>> Start Records supplied

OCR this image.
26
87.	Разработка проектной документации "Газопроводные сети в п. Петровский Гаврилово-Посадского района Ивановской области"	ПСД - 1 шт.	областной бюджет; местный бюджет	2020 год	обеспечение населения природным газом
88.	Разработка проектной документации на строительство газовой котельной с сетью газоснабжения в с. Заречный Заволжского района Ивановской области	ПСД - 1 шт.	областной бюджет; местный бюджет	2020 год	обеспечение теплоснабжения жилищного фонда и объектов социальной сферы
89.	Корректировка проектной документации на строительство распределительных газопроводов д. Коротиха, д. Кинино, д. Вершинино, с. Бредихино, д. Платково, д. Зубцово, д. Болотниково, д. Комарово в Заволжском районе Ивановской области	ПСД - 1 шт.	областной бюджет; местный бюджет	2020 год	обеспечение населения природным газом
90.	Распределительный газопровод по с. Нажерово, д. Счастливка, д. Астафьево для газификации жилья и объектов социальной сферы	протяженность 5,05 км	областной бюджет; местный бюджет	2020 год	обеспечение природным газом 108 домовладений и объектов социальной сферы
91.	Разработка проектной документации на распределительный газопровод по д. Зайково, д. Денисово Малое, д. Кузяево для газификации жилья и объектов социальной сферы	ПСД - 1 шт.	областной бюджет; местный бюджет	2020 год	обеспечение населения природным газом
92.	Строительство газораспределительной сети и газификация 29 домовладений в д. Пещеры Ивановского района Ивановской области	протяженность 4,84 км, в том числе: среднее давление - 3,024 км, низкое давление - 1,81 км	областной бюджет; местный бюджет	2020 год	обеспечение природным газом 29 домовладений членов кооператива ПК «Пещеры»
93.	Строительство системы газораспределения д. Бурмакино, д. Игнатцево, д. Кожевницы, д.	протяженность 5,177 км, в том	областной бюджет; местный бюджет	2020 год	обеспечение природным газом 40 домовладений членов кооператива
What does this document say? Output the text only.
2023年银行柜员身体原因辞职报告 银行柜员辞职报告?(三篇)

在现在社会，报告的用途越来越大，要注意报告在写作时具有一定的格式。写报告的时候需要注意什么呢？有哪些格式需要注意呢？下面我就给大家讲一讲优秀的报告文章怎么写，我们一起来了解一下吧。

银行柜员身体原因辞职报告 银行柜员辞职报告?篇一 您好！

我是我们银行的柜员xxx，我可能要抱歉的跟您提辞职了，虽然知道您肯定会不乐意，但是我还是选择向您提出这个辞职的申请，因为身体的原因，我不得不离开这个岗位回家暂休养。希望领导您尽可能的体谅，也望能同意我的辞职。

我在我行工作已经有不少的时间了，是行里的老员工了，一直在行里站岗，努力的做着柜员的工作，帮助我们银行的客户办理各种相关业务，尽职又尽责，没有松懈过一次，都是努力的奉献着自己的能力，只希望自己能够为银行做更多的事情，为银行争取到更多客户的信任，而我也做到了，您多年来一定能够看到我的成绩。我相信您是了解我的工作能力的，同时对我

>> End Records supplied

Stated goal:
Every line of the data above should be reproduced word for word.

Problem solution:
OCR this image.
26
87.	Разработка проектной документации "Газопроводные сети в п. Петровский Гаврилово-Посадского района Ивановской области"	ПСД - 1 шт.	областной бюджет; местный бюджет	2020 год	обеспечение населения природным газом
88.	Разработка проектной документации на строительство газовой котельной с сетью газоснабжения в с. Заречный Заволжского района Ивановской области	ПСД - 1 шт.	областной бюджет; местный бюджет	2020 год	обеспечение теплоснабжения жилищного фонда и объектов социальной сферы
89.	Корректировка проектной документации на строительство распределительных газопроводов д. Коротиха, д. Кинино, д. Вершинино, с. Бредихино, д. Платково, д. Зубцово, д. Болотниково, д. Комарово в Заволжском районе Ивановской области	ПСД - 1 шт.	областной бюджет; местный бюджет	2020 год	обеспечение населения природным газом
90.	Распределительный газопровод по с. Нажерово, д. Счастливка, д. Астафьево для газификации жилья и объектов социальной сферы	протяженность 5,05 км	областной бюджет; местный бюджет	2020 год	обеспечение природным газом 108 домовладений и объектов социальной сферы
91.	Разработка проектной документации на распределительный газопровод по д. Зайково, д. Денисово Малое, д. Кузяево для газификации жилья и объектов социальной сферы	ПСД - 1 шт.	областной бюджет; местный бюджет	2020 год	обеспечение населения природным газом
92.	Строительство газораспределительной сети и газификация 29 домовладений в д. Пещеры Ивановского района Ивановской области	протяженность 4,84 км, в том числе: среднее давление - 3,024 км, низкое давление - 1,81 км	областной бюджет; местный бюджет	2020 год	обеспечение природным газом 29 домовладений членов кооператива ПК «Пещеры»
93.	Строительство системы газораспределения д. Бурмакино, д. Игнатцево, д. Кожевницы, д.	протяженность 5,177 км, в том	областной бюджет; местный бюджет	2020 год	обеспечение природным газом 40 домовладений членов кооператива
What does this document say? Output the text only.
2023年银行柜员身体原因辞职报告 银行柜员辞职报告?(三篇)

在现在社会，报告的用途越来越大，要注意报告在写作时具有一定的格式。写报告的时候需要注意什么呢？有哪些格式需要注意呢？下面我就给大家讲一讲优秀的报告文章怎么写，我们一起来了解一下吧。

银行柜员身体原因辞职报告 银行柜员辞职报告?篇一 您好！

我是我们银行的柜员xxx，我可能要抱歉的跟您提辞职了，虽然知道您肯定会不乐意，但是我还是选择向您提出这个辞职的申请，因为身体的原因，我不得不离开这个岗位回家暂休养。希望领导您尽可能的体谅，也望能同意我的辞职。

我在我行工作已经有不少的时间了，是行里的老员工了，一直在行里站岗，努力的做着柜员的工作，帮助我们银行的客户办理各种相关业务，尽职又尽责，没有松懈过一次，都是努力的奉献着自己的能力，只希望自己能够为银行做更多的事情，为银行争取到更多客户的信任，而我也做到了，您多年来一定能够看到我的成绩。我相信您是了解我的工作能力的，同时对我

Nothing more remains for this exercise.